_REQUIREMENTS_
Search the data below for the word "fraction" and copy each line that holds it.

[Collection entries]
* * *

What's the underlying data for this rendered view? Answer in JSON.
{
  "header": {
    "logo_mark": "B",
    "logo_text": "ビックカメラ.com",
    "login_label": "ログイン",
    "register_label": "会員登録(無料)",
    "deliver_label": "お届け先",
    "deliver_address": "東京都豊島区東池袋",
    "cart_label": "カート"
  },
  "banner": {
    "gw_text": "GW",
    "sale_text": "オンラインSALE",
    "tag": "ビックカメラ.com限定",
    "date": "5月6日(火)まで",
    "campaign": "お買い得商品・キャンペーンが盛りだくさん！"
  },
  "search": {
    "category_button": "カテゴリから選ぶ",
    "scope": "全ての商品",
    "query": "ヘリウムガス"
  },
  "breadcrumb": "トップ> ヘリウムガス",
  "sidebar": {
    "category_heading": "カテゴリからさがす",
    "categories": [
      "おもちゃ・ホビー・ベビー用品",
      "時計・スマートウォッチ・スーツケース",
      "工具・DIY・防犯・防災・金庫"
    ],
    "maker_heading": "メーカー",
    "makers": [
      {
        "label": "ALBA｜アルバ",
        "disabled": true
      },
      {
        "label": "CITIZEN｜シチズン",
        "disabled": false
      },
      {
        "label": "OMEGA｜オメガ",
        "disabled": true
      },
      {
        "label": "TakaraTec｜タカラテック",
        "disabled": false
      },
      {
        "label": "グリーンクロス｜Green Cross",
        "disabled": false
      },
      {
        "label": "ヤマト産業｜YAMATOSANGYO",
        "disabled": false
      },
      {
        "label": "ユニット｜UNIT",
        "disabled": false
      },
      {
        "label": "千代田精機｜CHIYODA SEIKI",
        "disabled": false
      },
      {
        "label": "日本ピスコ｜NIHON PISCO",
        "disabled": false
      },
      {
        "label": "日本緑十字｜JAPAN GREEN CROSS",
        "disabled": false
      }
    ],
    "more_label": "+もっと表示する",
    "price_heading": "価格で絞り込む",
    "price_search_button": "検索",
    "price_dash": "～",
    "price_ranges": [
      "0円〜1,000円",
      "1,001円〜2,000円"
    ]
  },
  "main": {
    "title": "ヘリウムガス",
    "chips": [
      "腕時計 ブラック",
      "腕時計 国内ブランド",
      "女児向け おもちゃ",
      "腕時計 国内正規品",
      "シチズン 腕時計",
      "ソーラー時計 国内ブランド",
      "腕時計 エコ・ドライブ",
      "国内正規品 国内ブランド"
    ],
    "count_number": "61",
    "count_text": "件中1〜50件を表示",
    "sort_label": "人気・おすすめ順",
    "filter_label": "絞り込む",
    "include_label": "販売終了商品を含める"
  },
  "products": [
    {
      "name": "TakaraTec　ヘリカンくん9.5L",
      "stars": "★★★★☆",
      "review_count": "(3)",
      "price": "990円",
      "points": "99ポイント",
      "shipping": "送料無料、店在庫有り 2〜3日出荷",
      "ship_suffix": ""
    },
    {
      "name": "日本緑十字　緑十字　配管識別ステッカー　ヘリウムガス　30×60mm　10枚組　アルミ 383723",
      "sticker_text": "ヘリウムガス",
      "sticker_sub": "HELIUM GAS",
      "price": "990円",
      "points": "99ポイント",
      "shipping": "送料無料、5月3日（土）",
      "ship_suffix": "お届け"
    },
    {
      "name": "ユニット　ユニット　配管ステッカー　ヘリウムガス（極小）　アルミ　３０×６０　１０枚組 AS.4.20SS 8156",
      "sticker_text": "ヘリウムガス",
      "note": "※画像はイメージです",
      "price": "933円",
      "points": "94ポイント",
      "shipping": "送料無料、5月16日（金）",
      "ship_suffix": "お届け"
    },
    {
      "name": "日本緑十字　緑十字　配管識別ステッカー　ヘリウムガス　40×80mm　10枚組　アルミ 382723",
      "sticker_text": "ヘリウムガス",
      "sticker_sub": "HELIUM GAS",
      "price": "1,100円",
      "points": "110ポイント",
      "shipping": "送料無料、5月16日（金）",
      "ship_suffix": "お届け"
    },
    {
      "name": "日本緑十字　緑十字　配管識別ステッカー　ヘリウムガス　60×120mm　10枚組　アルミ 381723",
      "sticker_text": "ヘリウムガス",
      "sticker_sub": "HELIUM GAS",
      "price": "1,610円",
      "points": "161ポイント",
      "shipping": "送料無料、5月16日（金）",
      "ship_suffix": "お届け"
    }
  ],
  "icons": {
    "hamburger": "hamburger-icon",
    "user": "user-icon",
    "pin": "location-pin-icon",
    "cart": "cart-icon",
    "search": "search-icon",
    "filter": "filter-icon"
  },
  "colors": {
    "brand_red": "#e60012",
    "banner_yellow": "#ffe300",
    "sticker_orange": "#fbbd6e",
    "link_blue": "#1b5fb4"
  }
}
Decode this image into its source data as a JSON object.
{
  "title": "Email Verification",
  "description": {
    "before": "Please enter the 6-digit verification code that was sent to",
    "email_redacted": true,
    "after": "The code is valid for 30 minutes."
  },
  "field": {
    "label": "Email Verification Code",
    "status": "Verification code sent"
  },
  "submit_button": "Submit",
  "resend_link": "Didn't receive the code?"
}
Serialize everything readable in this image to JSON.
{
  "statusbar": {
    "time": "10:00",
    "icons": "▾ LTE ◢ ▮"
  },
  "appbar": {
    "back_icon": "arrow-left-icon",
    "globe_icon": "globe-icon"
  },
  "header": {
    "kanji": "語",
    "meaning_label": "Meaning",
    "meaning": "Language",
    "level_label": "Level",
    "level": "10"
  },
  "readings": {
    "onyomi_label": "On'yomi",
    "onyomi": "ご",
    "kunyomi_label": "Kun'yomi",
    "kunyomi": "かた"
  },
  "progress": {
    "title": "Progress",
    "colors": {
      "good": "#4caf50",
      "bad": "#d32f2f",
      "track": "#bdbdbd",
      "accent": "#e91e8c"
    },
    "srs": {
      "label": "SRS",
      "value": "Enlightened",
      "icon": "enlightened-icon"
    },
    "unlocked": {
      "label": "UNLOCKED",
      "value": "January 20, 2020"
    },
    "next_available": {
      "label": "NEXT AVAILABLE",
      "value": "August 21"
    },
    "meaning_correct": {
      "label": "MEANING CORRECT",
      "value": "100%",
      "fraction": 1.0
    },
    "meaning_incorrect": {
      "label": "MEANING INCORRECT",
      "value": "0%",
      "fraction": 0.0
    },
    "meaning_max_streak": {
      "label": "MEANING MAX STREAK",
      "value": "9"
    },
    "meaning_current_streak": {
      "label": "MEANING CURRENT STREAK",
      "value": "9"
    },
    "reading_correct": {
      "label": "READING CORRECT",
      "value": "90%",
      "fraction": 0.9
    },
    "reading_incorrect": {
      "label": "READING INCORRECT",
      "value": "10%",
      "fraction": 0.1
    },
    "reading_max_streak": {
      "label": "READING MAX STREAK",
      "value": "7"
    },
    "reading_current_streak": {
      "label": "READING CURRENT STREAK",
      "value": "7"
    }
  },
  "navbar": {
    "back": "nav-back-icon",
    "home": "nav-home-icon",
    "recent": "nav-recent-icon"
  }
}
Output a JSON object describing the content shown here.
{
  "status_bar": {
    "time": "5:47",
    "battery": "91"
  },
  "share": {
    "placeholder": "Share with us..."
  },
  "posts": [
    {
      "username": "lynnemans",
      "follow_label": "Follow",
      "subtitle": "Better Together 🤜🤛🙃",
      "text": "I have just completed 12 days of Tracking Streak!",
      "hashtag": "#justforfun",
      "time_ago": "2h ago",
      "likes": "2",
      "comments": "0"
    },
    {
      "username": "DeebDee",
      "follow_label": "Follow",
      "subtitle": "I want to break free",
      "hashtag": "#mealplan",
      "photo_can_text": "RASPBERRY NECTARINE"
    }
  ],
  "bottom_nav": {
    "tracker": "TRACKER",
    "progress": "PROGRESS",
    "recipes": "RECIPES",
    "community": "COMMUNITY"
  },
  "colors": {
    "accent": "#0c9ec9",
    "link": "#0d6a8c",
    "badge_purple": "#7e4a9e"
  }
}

* * *

_OUTPUT OF THE EXERCISE_
      "fraction": 1.0
      "fraction": 0.0
      "fraction": 0.9
      "fraction": 0.1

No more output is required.